Given instruction - The entries below should be output exactly as written.
↓
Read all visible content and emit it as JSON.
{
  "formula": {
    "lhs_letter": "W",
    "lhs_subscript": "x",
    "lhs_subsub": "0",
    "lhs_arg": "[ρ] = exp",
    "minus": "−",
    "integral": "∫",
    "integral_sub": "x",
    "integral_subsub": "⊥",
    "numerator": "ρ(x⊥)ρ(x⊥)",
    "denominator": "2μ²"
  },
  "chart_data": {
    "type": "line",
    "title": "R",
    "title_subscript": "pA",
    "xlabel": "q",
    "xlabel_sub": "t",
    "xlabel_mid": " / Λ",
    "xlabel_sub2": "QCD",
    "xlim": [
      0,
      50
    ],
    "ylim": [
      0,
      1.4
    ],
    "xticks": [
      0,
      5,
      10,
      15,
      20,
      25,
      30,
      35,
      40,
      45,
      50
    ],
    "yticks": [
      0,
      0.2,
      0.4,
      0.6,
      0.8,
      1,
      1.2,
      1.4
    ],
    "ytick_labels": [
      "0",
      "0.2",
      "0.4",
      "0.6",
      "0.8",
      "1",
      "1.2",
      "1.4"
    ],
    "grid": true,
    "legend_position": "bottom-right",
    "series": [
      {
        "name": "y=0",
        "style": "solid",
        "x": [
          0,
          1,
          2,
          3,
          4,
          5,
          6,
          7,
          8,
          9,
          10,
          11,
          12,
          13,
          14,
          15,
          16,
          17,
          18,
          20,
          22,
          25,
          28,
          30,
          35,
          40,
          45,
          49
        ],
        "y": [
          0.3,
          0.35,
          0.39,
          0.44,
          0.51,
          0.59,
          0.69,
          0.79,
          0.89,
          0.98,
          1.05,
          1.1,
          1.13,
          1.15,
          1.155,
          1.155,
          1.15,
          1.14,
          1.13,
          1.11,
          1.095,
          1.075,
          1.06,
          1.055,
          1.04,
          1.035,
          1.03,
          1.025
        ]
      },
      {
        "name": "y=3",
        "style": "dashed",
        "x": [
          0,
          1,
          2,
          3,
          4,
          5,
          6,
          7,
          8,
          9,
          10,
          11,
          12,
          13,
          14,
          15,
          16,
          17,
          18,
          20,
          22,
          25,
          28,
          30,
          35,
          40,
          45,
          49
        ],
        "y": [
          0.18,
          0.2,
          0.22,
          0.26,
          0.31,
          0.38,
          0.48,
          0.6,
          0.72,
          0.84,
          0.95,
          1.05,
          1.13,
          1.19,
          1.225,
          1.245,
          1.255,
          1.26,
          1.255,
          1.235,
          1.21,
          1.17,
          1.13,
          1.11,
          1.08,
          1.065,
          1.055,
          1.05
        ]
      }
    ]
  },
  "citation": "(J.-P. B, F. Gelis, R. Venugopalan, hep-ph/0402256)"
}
↑
Task solution -
Read all visible content and emit it as JSON.
{
  "formula": {
    "lhs_letter": "W",
    "lhs_subscript": "x",
    "lhs_subsub": "0",
    "lhs_arg": "[ρ] = exp",
    "minus": "−",
    "integral": "∫",
    "integral_sub": "x",
    "integral_subsub": "⊥",
    "numerator": "ρ(x⊥)ρ(x⊥)",
    "denominator": "2μ²"
  },
  "chart_data": {
    "type": "line",
    "title": "R",
    "title_subscript": "pA",
    "xlabel": "q",
    "xlabel_sub": "t",
    "xlabel_mid": " / Λ",
    "xlabel_sub2": "QCD",
    "xlim": [
      0,
      50
    ],
    "ylim": [
      0,
      1.4
    ],
    "xticks": [
      0,
      5,
      10,
      15,
      20,
      25,
      30,
      35,
      40,
      45,
      50
    ],
    "yticks": [
      0,
      0.2,
      0.4,
      0.6,
      0.8,
      1,
      1.2,
      1.4
    ],
    "ytick_labels": [
      "0",
      "0.2",
      "0.4",
      "0.6",
      "0.8",
      "1",
      "1.2",
      "1.4"
    ],
    "grid": true,
    "legend_position": "bottom-right",
    "series": [
      {
        "name": "y=0",
        "style": "solid",
        "x": [
          0,
          1,
          2,
          3,
          4,
          5,
          6,
          7,
          8,
          9,
          10,
          11,
          12,
          13,
          14,
          15,
          16,
          17,
          18,
          20,
          22,
          25,
          28,
          30,
          35,
          40,
          45,
          49
        ],
        "y": [
          0.3,
          0.35,
          0.39,
          0.44,
          0.51,
          0.59,
          0.69,
          0.79,
          0.89,
          0.98,
          1.05,
          1.1,
          1.13,
          1.15,
          1.155,
          1.155,
          1.15,
          1.14,
          1.13,
          1.11,
          1.095,
          1.075,
          1.06,
          1.055,
          1.04,
          1.035,
          1.03,
          1.025
        ]
      },
      {
        "name": "y=3",
        "style": "dashed",
        "x": [
          0,
          1,
          2,
          3,
          4,
          5,
          6,
          7,
          8,
          9,
          10,
          11,
          12,
          13,
          14,
          15,
          16,
          17,
          18,
          20,
          22,
          25,
          28,
          30,
          35,
          40,
          45,
          49
        ],
        "y": [
          0.18,
          0.2,
          0.22,
          0.26,
          0.31,
          0.38,
          0.48,
          0.6,
          0.72,
          0.84,
          0.95,
          1.05,
          1.13,
          1.19,
          1.225,
          1.245,
          1.255,
          1.26,
          1.255,
          1.235,
          1.21,
          1.17,
          1.13,
          1.11,
          1.08,
          1.065,
          1.055,
          1.05
        ]
      }
    ]
  },
  "citation": "(J.-P. B, F. Gelis, R. Venugopalan, hep-ph/0402256)"
}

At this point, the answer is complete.